◆ Set exercise:
Retype each line of the material exactly, please, skipping any picture in it.

## begin

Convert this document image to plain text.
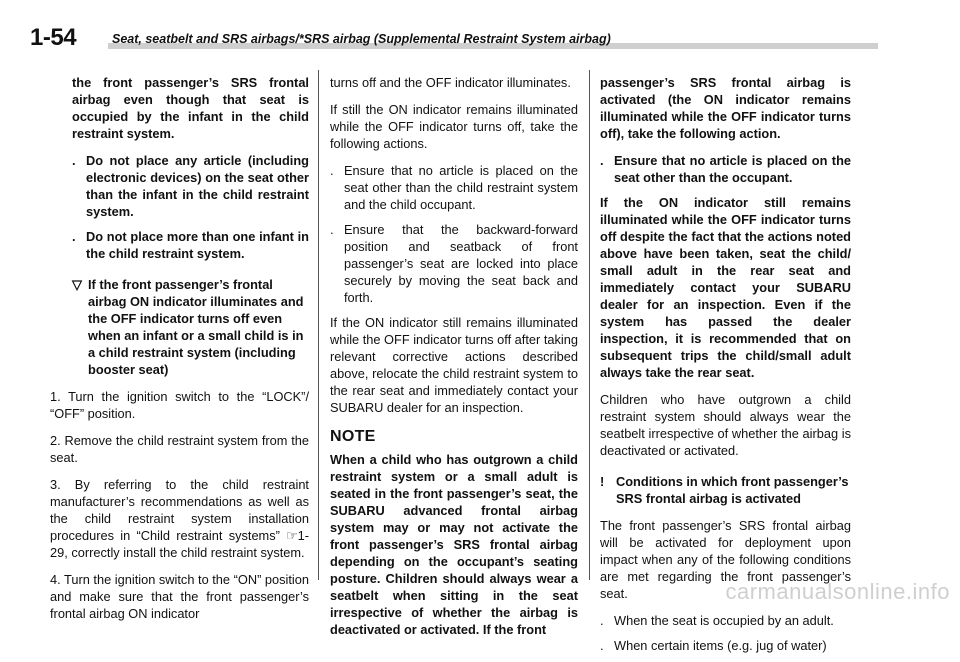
1-54	Seat, seatbelt and SRS airbags/*SRS airbag (Supplemental Restraint System airbag)

the front passenger’s SRS frontal airbag even though that seat is occupied by the infant in the child restraint system.

. Do not place any article (including electronic devices) on the seat other than the infant in the child restraint system.
. Do not place more than one infant in the child restraint system.
▽ If the front passenger’s frontal airbag ON indicator illuminates and the OFF indicator turns off even when an infant or a small child is in a child restraint system (including booster seat)

1. Turn the ignition switch to the “LOCK”/ “OFF” position.

2. Remove the child restraint system from the seat.

3. By referring to the child restraint manufacturer’s recommendations as well as the child restraint system installation procedures in “Child restraint systems” ☞1-29, correctly install the child restraint system.

4. Turn the ignition switch to the “ON” position and make sure that the front passenger’s frontal airbag ON indicator

turns off and the OFF indicator illuminates.

If still the ON indicator remains illuminated while the OFF indicator turns off, take the following actions.

. Ensure that no article is placed on the seat other than the child restraint system and the child occupant.
. Ensure that the backward-forward position and seatback of front passenger’s seat are locked into place securely by moving the seat back and forth.

If the ON indicator still remains illuminated while the OFF indicator turns off after taking relevant corrective actions described above, relocate the child restraint system to the rear seat and immediately contact your SUBARU dealer for an inspection.

NOTE

When a child who has outgrown a child restraint system or a small adult is seated in the front passenger’s seat, the SUBARU advanced frontal airbag system may or may not activate the front passenger’s SRS frontal airbag depending on the occupant’s seating posture. Children should always wear a seatbelt when sitting in the seat irrespective of whether the airbag is deactivated or activated. If the front

passenger’s SRS frontal airbag is activated (the ON indicator remains illuminated while the OFF indicator turns off), take the following action.

. Ensure that no article is placed on the seat other than the occupant.

If the ON indicator still remains illuminated while the OFF indicator turns off despite the fact that the actions noted above have been taken, seat the child/ small adult in the rear seat and immediately contact your SUBARU dealer for an inspection. Even if the system has passed the dealer inspection, it is recommended that on subsequent trips the child/small adult always take the rear seat.

Children who have outgrown a child restraint system should always wear the seatbelt irrespective of whether the airbag is deactivated or activated.

! Conditions in which front passenger’s SRS frontal airbag is activated

The front passenger’s SRS frontal airbag will be activated for deployment upon impact when any of the following conditions are met regarding the front passenger’s seat.

. When the seat is occupied by an adult.
. When certain items (e.g. jug of water)
carmanualsonline.info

## end

◆ Answer below:
Convert this document image to plain text.
1-54	Seat, seatbelt and SRS airbags/*SRS airbag (Supplemental Restraint System airbag)

the front passenger’s SRS frontal airbag even though that seat is occupied by the infant in the child restraint system.

. Do not place any article (including electronic devices) on the seat other than the infant in the child restraint system.
. Do not place more than one infant in the child restraint system.
▽ If the front passenger’s frontal airbag ON indicator illuminates and the OFF indicator turns off even when an infant or a small child is in a child restraint system (including booster seat)

1. Turn the ignition switch to the “LOCK”/ “OFF” position.

2. Remove the child restraint system from the seat.

3. By referring to the child restraint manufacturer’s recommendations as well as the child restraint system installation procedures in “Child restraint systems” ☞1-29, correctly install the child restraint system.

4. Turn the ignition switch to the “ON” position and make sure that the front passenger’s frontal airbag ON indicator

turns off and the OFF indicator illuminates.

If still the ON indicator remains illuminated while the OFF indicator turns off, take the following actions.

. Ensure that no article is placed on the seat other than the child restraint system and the child occupant.
. Ensure that the backward-forward position and seatback of front passenger’s seat are locked into place securely by moving the seat back and forth.

If the ON indicator still remains illuminated while the OFF indicator turns off after taking relevant corrective actions described above, relocate the child restraint system to the rear seat and immediately contact your SUBARU dealer for an inspection.

NOTE

When a child who has outgrown a child restraint system or a small adult is seated in the front passenger’s seat, the SUBARU advanced frontal airbag system may or may not activate the front passenger’s SRS frontal airbag depending on the occupant’s seating posture. Children should always wear a seatbelt when sitting in the seat irrespective of whether the airbag is deactivated or activated. If the front

passenger’s SRS frontal airbag is activated (the ON indicator remains illuminated while the OFF indicator turns off), take the following action.

. Ensure that no article is placed on the seat other than the occupant.

If the ON indicator still remains illuminated while the OFF indicator turns off despite the fact that the actions noted above have been taken, seat the child/ small adult in the rear seat and immediately contact your SUBARU dealer for an inspection. Even if the system has passed the dealer inspection, it is recommended that on subsequent trips the child/small adult always take the rear seat.

Children who have outgrown a child restraint system should always wear the seatbelt irrespective of whether the airbag is deactivated or activated.

! Conditions in which front passenger’s SRS frontal airbag is activated

The front passenger’s SRS frontal airbag will be activated for deployment upon impact when any of the following conditions are met regarding the front passenger’s seat.

. When the seat is occupied by an adult.
. When certain items (e.g. jug of water)
carmanualsonline.info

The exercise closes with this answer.